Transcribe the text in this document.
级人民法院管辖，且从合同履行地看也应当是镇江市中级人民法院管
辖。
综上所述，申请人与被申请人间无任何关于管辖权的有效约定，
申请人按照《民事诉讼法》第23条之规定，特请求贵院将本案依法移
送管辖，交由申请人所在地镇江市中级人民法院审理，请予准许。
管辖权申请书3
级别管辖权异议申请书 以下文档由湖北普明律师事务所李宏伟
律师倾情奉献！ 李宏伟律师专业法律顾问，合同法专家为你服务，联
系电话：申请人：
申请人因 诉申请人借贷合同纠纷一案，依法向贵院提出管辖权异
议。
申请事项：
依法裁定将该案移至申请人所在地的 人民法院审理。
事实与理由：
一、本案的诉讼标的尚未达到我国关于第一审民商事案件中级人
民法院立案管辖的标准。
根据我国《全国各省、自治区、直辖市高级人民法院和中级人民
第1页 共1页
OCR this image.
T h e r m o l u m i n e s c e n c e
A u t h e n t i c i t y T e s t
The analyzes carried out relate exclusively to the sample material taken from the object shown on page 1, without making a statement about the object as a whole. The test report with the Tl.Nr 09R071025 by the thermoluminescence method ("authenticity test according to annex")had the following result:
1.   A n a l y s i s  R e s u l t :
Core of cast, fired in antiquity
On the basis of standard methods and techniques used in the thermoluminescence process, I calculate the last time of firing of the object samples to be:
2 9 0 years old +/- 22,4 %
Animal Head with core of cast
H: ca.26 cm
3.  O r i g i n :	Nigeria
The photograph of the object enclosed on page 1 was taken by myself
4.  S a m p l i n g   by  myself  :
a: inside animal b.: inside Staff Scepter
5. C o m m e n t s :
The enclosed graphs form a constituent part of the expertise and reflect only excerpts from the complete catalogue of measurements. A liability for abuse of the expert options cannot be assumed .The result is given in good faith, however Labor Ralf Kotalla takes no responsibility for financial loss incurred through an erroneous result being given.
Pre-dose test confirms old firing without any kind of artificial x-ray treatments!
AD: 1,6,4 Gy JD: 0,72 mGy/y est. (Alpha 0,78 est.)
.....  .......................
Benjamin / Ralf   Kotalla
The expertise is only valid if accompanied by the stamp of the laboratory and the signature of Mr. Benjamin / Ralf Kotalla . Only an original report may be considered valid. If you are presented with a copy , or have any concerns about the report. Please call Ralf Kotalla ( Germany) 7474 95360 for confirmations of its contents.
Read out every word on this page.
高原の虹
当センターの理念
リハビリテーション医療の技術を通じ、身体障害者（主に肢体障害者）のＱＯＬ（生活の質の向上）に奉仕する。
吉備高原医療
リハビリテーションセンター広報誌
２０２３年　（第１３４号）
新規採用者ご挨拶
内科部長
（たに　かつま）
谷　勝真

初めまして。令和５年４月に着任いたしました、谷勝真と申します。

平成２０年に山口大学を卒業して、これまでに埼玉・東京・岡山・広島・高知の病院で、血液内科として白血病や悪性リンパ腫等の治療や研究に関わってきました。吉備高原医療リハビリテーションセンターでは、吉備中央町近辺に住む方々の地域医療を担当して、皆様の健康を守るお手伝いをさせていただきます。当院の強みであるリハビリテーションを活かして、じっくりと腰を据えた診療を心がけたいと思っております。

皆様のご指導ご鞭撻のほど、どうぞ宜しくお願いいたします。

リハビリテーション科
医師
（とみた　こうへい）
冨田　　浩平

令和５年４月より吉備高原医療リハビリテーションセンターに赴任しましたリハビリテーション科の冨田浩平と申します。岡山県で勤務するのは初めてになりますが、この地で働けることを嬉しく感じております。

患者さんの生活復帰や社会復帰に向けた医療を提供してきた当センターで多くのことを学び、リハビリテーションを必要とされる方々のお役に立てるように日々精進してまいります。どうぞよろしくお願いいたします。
****
§ YOUR INSTRUCTIONS
Search the listing for the word "cast". Copy every line in which it occurs.

§ FULL OUTPUT
Core of cast, fired in antiquity
Animal Head with core of cast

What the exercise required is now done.